YOUR INSTRUCTIONS: Set down the full listing exactly, character for character.

RECORDS FOR THE TASK:
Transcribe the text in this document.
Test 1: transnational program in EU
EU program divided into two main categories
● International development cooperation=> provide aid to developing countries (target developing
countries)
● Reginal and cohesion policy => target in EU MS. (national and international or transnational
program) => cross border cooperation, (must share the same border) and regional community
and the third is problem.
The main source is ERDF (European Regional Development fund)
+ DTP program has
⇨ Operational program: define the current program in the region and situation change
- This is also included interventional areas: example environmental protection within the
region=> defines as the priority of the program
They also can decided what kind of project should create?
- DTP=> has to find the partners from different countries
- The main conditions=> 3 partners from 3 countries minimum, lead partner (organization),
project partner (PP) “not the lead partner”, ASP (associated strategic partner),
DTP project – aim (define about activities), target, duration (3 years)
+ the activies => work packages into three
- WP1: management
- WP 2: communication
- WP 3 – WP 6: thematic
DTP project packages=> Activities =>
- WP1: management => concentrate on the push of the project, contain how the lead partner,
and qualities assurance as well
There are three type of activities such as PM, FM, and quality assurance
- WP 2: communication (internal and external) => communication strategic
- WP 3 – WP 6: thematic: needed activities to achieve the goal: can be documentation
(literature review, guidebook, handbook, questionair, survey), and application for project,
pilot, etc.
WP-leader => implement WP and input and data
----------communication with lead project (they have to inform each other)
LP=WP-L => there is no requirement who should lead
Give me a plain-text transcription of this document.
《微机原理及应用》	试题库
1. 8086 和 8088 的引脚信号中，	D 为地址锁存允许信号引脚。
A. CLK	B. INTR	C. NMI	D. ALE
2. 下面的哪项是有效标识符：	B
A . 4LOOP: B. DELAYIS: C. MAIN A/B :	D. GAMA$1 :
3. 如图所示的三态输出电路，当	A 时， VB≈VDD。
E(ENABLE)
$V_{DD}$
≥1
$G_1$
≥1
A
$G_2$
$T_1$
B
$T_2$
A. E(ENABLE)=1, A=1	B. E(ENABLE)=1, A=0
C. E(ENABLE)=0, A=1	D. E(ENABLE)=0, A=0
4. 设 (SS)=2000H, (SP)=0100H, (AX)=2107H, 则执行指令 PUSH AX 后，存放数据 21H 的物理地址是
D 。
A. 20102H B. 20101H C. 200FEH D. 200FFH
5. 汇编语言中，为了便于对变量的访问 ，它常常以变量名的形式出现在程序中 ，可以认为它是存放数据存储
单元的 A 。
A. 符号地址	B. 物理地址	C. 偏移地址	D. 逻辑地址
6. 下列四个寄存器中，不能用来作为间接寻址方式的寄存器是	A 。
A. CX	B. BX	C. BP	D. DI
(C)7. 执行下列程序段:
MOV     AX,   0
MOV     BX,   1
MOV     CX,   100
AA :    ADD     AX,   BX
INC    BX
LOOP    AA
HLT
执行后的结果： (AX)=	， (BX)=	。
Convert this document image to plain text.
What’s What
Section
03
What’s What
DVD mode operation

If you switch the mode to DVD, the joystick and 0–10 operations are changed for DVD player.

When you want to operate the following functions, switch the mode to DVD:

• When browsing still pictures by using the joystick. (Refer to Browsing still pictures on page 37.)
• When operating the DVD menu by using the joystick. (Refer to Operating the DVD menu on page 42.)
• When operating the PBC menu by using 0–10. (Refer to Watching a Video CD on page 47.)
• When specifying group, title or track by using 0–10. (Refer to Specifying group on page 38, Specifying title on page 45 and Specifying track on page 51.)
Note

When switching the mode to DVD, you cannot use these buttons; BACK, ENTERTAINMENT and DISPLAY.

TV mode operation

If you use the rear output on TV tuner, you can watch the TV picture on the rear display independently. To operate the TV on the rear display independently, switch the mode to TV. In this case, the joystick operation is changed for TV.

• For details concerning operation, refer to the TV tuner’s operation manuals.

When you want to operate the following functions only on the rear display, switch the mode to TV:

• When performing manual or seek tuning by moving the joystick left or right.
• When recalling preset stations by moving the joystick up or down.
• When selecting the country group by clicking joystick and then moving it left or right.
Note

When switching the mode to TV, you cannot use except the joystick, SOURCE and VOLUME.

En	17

EXERCISE RESULT:
Transcribe the text in this document.
Test 1: transnational program in EU
EU program divided into two main categories
● International development cooperation=> provide aid to developing countries (target developing
countries)
● Reginal and cohesion policy => target in EU MS. (national and international or transnational
program) => cross border cooperation, (must share the same border) and regional community
and the third is problem.
The main source is ERDF (European Regional Development fund)
+ DTP program has
⇨ Operational program: define the current program in the region and situation change
- This is also included interventional areas: example environmental protection within the
region=> defines as the priority of the program
They also can decided what kind of project should create?
- DTP=> has to find the partners from different countries
- The main conditions=> 3 partners from 3 countries minimum, lead partner (organization),
project partner (PP) “not the lead partner”, ASP (associated strategic partner),
DTP project – aim (define about activities), target, duration (3 years)
+ the activies => work packages into three
- WP1: management
- WP 2: communication
- WP 3 – WP 6: thematic
DTP project packages=> Activities =>
- WP1: management => concentrate on the push of the project, contain how the lead partner,
and qualities assurance as well
There are three type of activities such as PM, FM, and quality assurance
- WP 2: communication (internal and external) => communication strategic
- WP 3 – WP 6: thematic: needed activities to achieve the goal: can be documentation
(literature review, guidebook, handbook, questionair, survey), and application for project,
pilot, etc.
WP-leader => implement WP and input and data
----------communication with lead project (they have to inform each other)
LP=WP-L => there is no requirement who should lead
Give me a plain-text transcription of this document.
《微机原理及应用》	试题库
1. 8086 和 8088 的引脚信号中，	D 为地址锁存允许信号引脚。
A. CLK	B. INTR	C. NMI	D. ALE
2. 下面的哪项是有效标识符：	B
A . 4LOOP: B. DELAYIS: C. MAIN A/B :	D. GAMA$1 :
3. 如图所示的三态输出电路，当	A 时， VB≈VDD。
E(ENABLE)
$V_{DD}$
≥1
$G_1$
≥1
A
$G_2$
$T_1$
B
$T_2$
A. E(ENABLE)=1, A=1	B. E(ENABLE)=1, A=0
C. E(ENABLE)=0, A=1	D. E(ENABLE)=0, A=0
4. 设 (SS)=2000H, (SP)=0100H, (AX)=2107H, 则执行指令 PUSH AX 后，存放数据 21H 的物理地址是
D 。
A. 20102H B. 20101H C. 200FEH D. 200FFH
5. 汇编语言中，为了便于对变量的访问 ，它常常以变量名的形式出现在程序中 ，可以认为它是存放数据存储
单元的 A 。
A. 符号地址	B. 物理地址	C. 偏移地址	D. 逻辑地址
6. 下列四个寄存器中，不能用来作为间接寻址方式的寄存器是	A 。
A. CX	B. BX	C. BP	D. DI
(C)7. 执行下列程序段:
MOV     AX,   0
MOV     BX,   1
MOV     CX,   100
AA :    ADD     AX,   BX
INC    BX
LOOP    AA
HLT
执行后的结果： (AX)=	， (BX)=	。
Convert this document image to plain text.
What’s What
Section
03
What’s What
DVD mode operation

If you switch the mode to DVD, the joystick and 0–10 operations are changed for DVD player.

When you want to operate the following functions, switch the mode to DVD:

• When browsing still pictures by using the joystick. (Refer to Browsing still pictures on page 37.)
• When operating the DVD menu by using the joystick. (Refer to Operating the DVD menu on page 42.)
• When operating the PBC menu by using 0–10. (Refer to Watching a Video CD on page 47.)
• When specifying group, title or track by using 0–10. (Refer to Specifying group on page 38, Specifying title on page 45 and Specifying track on page 51.)
Note

When switching the mode to DVD, you cannot use these buttons; BACK, ENTERTAINMENT and DISPLAY.

TV mode operation

If you use the rear output on TV tuner, you can watch the TV picture on the rear display independently. To operate the TV on the rear display independently, switch the mode to TV. In this case, the joystick operation is changed for TV.

• For details concerning operation, refer to the TV tuner’s operation manuals.

When you want to operate the following functions only on the rear display, switch the mode to TV:

• When performing manual or seek tuning by moving the joystick left or right.
• When recalling preset stations by moving the joystick up or down.
• When selecting the country group by clicking joystick and then moving it left or right.
Note

When switching the mode to TV, you cannot use except the joystick, SOURCE and VOLUME.

En	17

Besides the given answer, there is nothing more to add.